--- start of Record excerpts ---
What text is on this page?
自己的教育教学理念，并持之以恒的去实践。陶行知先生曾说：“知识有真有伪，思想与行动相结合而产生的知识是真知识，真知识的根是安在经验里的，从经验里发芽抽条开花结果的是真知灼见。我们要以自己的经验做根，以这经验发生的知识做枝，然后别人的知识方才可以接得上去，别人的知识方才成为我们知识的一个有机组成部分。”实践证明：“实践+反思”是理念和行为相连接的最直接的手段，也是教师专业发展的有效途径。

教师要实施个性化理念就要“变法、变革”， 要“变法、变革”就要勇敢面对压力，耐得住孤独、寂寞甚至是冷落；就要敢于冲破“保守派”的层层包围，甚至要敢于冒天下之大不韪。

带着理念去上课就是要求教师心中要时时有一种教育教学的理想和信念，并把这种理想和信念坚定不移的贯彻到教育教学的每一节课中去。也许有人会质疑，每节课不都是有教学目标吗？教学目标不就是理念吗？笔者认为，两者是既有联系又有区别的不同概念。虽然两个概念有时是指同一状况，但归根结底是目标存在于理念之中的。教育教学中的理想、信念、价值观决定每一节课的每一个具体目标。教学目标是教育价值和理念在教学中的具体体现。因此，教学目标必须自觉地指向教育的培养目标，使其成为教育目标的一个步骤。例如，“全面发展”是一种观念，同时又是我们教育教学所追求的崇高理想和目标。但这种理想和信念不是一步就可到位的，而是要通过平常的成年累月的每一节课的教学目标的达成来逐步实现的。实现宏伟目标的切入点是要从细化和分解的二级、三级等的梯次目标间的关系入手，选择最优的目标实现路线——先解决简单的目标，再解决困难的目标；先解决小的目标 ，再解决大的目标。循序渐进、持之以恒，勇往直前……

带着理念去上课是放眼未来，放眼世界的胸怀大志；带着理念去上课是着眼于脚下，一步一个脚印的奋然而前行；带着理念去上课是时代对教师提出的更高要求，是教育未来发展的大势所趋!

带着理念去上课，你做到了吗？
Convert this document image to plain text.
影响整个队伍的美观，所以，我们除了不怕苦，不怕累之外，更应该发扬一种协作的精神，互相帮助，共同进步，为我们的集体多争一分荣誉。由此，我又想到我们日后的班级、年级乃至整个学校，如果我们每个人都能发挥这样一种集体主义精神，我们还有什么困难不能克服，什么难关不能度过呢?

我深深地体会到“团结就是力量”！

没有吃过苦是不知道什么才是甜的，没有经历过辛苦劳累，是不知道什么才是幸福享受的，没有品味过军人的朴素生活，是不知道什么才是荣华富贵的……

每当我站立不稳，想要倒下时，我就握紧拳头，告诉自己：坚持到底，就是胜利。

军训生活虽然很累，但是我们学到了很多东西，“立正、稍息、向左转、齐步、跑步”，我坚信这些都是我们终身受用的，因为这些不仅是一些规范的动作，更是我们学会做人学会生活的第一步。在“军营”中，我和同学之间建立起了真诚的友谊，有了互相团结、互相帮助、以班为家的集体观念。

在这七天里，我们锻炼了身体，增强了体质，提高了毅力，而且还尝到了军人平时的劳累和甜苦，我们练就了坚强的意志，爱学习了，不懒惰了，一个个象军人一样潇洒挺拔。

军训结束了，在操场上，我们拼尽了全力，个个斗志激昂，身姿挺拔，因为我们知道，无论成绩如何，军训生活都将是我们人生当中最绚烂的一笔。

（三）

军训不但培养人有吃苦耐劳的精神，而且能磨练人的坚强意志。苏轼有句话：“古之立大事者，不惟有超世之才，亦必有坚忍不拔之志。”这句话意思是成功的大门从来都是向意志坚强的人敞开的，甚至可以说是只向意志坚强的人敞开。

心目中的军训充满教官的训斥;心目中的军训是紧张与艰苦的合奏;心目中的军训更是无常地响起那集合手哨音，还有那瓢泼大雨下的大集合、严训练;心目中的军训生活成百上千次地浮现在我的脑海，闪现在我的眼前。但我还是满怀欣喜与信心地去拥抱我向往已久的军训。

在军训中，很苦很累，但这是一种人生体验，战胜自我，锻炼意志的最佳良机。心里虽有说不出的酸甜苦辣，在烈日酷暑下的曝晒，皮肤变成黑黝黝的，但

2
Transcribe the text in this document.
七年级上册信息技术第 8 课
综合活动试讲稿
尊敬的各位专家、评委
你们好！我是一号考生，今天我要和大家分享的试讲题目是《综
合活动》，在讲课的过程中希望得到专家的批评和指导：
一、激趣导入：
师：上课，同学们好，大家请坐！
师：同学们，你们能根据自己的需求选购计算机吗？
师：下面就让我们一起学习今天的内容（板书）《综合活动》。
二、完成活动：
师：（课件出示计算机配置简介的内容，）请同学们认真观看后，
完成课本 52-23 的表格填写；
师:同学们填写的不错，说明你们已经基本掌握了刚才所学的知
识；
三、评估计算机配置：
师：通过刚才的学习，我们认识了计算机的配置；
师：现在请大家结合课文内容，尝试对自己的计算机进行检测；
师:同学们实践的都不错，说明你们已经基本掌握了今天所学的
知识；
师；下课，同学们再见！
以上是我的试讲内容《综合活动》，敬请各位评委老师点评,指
--- end of Record excerpts ---
Your task: Give back exactly the lines from the line holding "Transcribe the text in this document." through the last line of the listing, including both.

Output for this exercise:
Transcribe the text in this document.
七年级上册信息技术第 8 课
综合活动试讲稿
尊敬的各位专家、评委
你们好！我是一号考生，今天我要和大家分享的试讲题目是《综
合活动》，在讲课的过程中希望得到专家的批评和指导：
一、激趣导入：
师：上课，同学们好，大家请坐！
师：同学们，你们能根据自己的需求选购计算机吗？
师：下面就让我们一起学习今天的内容（板书）《综合活动》。
二、完成活动：
师：（课件出示计算机配置简介的内容，）请同学们认真观看后，
完成课本 52-23 的表格填写；
师:同学们填写的不错，说明你们已经基本掌握了刚才所学的知
识；
三、评估计算机配置：
师：通过刚才的学习，我们认识了计算机的配置；
师：现在请大家结合课文内容，尝试对自己的计算机进行检测；
师:同学们实践的都不错，说明你们已经基本掌握了今天所学的
知识；
师；下课，同学们再见！
以上是我的试讲内容《综合活动》，敬请各位评委老师点评,指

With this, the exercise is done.